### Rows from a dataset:

···

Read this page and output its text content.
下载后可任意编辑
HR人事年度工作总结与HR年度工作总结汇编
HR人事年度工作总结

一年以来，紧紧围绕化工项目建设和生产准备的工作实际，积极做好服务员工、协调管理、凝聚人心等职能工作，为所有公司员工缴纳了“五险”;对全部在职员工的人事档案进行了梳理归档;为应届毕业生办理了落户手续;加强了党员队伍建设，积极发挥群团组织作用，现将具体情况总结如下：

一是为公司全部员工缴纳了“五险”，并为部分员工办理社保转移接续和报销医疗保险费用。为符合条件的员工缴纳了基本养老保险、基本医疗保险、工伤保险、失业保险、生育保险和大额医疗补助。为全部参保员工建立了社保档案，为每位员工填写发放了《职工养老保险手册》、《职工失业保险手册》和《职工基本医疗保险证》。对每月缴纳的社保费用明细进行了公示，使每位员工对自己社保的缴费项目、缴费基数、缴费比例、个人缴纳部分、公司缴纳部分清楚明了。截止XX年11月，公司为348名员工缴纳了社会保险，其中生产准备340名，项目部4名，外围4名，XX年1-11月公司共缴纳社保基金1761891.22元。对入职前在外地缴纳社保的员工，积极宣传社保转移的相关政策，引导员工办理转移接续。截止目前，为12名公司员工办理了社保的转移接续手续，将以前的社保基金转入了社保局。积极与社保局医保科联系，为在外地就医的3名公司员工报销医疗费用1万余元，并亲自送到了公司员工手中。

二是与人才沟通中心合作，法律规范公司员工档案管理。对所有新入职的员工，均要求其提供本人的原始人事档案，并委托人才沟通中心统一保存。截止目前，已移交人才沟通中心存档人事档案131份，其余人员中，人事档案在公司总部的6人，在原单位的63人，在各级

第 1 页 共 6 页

···

### The task:
What is the number of lines in the records that contain the string "截止目前"? Give only that number.

### Answer below:
2